| TEXT PASSAGE |

┄┄┄┄┄┄┄┄┄┄┄┄┄┄┄┄┄┄┄┄

Developer: Dan Trimble
Release Date: June 30, 2021
I’ve always been fascinated by stories told out of order. That’s what drew me to Her Story back in 2016, and why I was interested in playing The List. The problem is, past the most basic of basics, it’s hard to talk about a game of this type without potentially spoiling the hell out of it.
In case you’re not familiar with this type of game, here are those basic basics. You’re tasked with putting together the pieces of a series of interrogations by searching for keywords. The List gives you access to some basic documentation to get you going, but before long, you’ll be frantically typing in every word that gets said in the last clip you managed to unlock, hoping upon hope that it’ll lead you to the next tiny scrap of story. I’ll admit, that doesn’t sound like a whole lot of fun, but there’s something very satisfying about putting the pieces together from a series of short sections of video.

┄┄┄┄┄┄┄┄┄┄┄┄┄┄┄┄┄┄┄┄

| RAW DATA |

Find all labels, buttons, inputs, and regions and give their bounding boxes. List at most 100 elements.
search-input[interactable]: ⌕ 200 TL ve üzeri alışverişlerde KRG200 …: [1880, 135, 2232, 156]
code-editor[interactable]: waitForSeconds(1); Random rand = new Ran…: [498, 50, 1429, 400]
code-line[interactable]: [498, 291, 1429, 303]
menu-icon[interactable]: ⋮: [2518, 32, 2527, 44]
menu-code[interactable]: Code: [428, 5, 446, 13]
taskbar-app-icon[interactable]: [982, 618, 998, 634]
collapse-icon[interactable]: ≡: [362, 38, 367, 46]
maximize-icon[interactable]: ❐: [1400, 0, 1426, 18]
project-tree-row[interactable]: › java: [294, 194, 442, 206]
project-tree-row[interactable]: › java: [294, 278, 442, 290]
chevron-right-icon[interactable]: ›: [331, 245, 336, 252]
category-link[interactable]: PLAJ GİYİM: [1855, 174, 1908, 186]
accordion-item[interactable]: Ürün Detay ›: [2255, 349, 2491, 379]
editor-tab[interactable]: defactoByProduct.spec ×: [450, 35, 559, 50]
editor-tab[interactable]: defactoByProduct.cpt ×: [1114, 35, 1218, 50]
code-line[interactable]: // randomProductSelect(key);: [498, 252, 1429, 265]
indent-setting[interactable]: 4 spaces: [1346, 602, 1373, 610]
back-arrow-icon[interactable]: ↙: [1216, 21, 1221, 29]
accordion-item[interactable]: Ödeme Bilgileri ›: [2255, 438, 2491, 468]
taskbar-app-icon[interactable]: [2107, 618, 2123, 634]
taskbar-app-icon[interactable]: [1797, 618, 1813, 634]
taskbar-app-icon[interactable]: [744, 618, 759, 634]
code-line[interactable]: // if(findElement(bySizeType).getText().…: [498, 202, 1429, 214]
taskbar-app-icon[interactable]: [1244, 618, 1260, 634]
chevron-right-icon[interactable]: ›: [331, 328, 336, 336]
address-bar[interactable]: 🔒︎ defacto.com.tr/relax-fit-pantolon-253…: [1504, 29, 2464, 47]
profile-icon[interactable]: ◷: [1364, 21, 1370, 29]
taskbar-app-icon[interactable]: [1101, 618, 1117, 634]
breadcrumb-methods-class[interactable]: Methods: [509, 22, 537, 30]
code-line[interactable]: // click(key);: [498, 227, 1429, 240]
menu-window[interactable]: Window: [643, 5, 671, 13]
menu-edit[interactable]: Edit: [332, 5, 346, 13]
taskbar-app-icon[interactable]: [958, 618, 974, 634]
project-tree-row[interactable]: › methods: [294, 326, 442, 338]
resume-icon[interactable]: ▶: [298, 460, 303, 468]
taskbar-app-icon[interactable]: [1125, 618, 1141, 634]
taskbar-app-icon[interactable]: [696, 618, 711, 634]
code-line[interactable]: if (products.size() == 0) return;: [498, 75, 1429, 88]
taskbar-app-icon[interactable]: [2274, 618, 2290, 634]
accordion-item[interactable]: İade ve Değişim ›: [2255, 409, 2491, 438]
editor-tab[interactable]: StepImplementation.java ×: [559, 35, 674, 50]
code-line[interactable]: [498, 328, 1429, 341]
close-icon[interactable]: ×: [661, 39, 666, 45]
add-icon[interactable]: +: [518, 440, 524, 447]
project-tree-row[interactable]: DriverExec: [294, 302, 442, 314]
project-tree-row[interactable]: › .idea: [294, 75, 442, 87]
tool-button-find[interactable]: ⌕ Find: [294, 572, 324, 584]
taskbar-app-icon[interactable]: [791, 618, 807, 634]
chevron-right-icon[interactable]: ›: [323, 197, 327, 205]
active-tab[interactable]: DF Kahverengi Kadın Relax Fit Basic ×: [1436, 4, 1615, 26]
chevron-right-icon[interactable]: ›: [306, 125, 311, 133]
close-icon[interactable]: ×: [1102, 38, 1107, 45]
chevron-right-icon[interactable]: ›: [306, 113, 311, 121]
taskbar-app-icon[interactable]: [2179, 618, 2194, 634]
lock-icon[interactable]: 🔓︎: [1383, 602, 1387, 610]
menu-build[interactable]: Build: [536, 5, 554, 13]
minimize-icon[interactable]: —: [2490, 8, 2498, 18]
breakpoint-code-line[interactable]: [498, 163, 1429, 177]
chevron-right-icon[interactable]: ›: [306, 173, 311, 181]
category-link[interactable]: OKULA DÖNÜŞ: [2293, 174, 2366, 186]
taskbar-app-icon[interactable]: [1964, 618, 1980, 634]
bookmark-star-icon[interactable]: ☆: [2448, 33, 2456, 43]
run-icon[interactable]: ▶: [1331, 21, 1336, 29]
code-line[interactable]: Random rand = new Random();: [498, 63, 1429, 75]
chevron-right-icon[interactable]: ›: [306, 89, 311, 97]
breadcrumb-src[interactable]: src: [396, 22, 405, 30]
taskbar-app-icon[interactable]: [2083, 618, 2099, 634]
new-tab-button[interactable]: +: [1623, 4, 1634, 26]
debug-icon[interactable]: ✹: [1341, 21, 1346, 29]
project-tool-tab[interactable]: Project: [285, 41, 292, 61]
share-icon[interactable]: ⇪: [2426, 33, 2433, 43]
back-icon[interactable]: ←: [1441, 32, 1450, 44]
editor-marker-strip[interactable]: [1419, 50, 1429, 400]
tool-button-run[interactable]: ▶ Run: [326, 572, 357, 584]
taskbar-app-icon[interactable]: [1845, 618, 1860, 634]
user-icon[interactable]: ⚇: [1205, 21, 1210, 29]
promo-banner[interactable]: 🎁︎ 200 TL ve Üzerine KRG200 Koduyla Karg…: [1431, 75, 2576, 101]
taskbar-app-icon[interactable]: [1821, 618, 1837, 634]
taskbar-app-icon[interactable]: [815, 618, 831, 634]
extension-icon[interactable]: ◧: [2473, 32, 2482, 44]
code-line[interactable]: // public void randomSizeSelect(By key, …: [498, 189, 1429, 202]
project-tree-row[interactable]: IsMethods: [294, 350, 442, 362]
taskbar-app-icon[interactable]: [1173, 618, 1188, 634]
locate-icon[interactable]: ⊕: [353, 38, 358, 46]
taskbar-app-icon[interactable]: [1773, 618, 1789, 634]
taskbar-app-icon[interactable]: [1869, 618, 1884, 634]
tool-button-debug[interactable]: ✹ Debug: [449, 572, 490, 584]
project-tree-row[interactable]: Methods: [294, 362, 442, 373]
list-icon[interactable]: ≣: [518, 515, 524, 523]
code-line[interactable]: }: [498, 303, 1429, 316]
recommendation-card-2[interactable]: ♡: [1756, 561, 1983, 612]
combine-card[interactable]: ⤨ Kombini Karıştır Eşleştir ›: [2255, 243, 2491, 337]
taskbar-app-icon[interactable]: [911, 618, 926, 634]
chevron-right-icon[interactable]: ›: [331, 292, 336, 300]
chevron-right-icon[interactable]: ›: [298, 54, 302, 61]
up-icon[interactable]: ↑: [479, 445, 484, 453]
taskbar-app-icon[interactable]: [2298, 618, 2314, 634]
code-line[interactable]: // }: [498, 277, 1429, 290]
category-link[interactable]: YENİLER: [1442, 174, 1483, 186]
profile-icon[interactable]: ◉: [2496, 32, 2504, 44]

┄┄┄┄┄┄┄┄┄┄┄┄┄┄┄┄┄┄┄┄

| WORK REQUIRED |
Transcribe the stretch of the game review from "Developer: Dan Trimble" through "hell out of it.". The listing has no connection to the game review.

| SOLUTION FOR THIS PROBLEM |
Developer: Dan Trimble
Release Date: June 30, 2021
I’ve always been fascinated by stories told out of order. That’s what drew me to Her Story back in 2016, and why I was interested in playing The List. The problem is, past the most basic of basics, it’s hard to talk about a game of this type without potentially spoiling the hell out of it.